::: SELECTED EXCERPT :::

My investing experience in RCG was highly educational for me. Though corporate governance standards in the UK can sometimes leave much to be desired, this appears as nothing compared to Chinese standards. Moreover, I only learnt the details relating to RCG’s directors thanks to a Chinese speaker who was able to translate the local Hong Kong press reports, which were much more illuminating than those that appeared in the English press. There have been too many Chinese companies listed on AIM that have seriously disappointed their investors (with a small number of notable exceptions).

Whilst I remain firmly of the view that China will play a vital role in the global economic future, I will continue to play this theme indirectly via western businesses that will benefit from a burgeoning Chinese economy and via funds staffed with China experts that understand the culture and language, rather than attempting a half-baked job myself. This view has been vindicated over the last four years by the results I have obtained.


Aminex

Simply consolidated with my main holding in December. However, I have now sold my entire holding in Aminex, following their placing announcement. My reasoning is given here: http://www.stockopedia.co.uk/content/tanzania-28710/?comment... and in post #297 of the same thread.

::: DATASET ENTRIES :::

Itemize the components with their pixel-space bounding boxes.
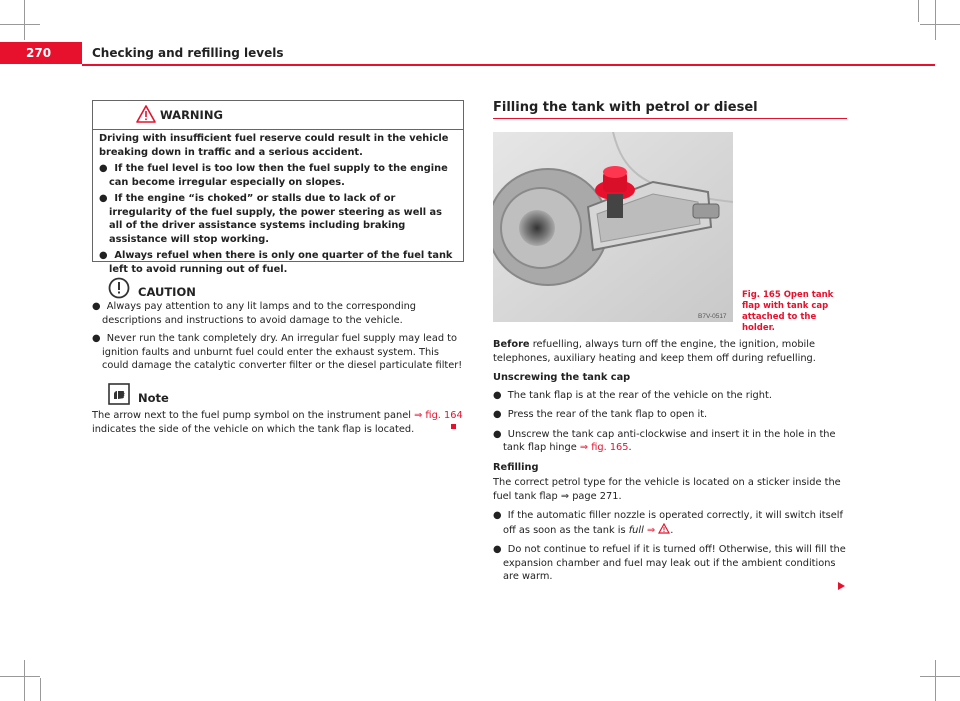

:::
::: DATASET ENTRIES :::

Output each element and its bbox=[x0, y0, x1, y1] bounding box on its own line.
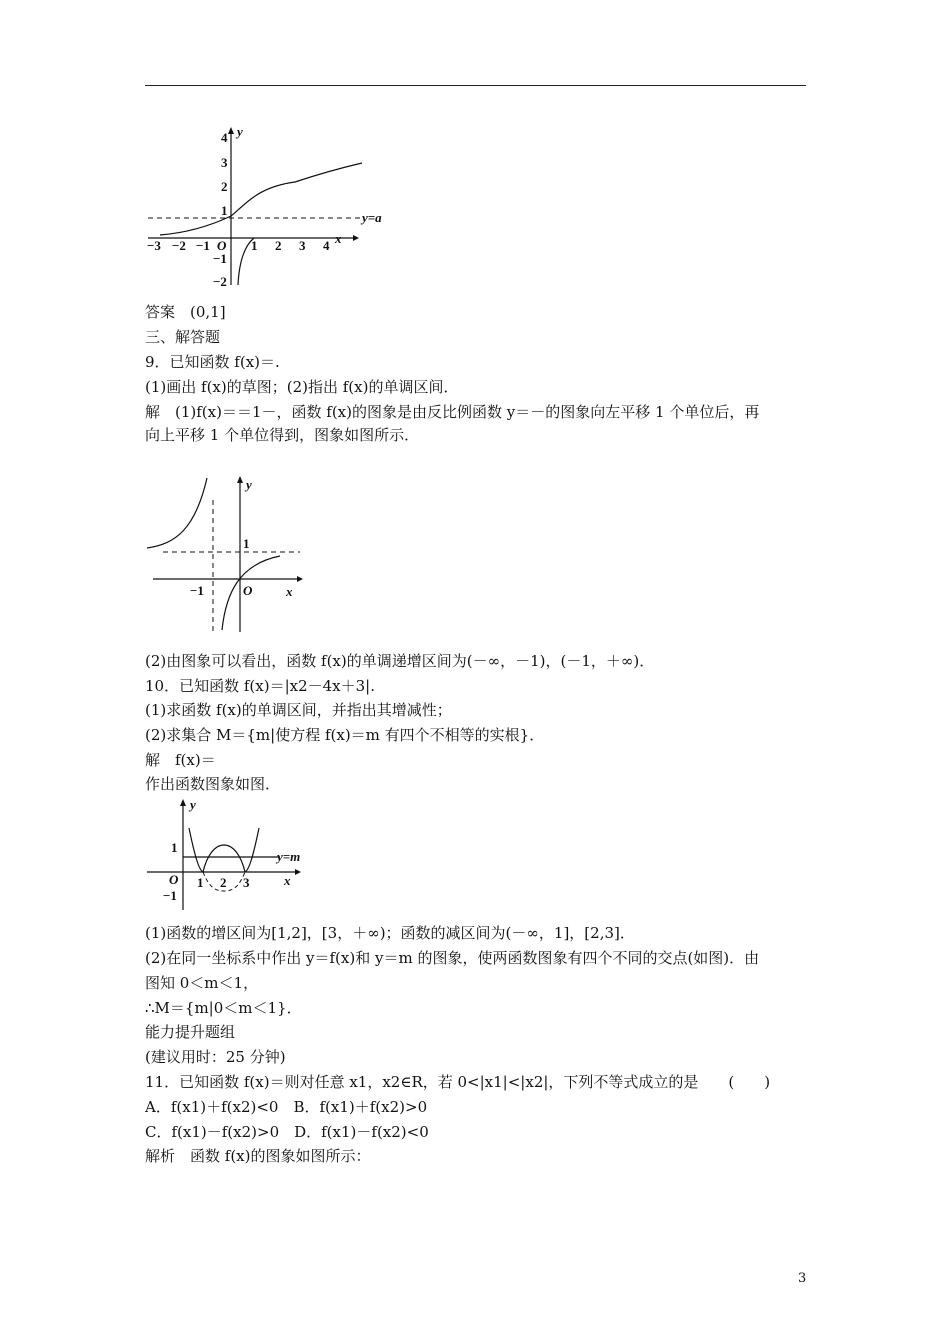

:::

REQUESTS:
• A. Translate this sentence from the investing post into French: "This view has been vindicated over the last four years by the results I have obtained."
• B. Quote the investing post word for word from "My investing experience" to "of notable exceptions).".
Work from the investing post alone, not from the entries.

SOLUTIONS TO THE PROBLEMS:
• A. Ce point de vue a été confirmé au cours des quatre dernières années par les résultats que j'ai obtenus.

• B.
My investing experience in RCG was highly educational for me. Though corporate governance standards in the UK can sometimes leave much to be desired, this appears as nothing compared to Chinese standards. Moreover, I only learnt the details relating to RCG’s directors thanks to a Chinese speaker who was able to translate the local Hong Kong press reports, which were much more illuminating than those that appeared in the English press. There have been too many Chinese companies listed on AIM that have seriously disappointed their investors (with a small number of notable exceptions).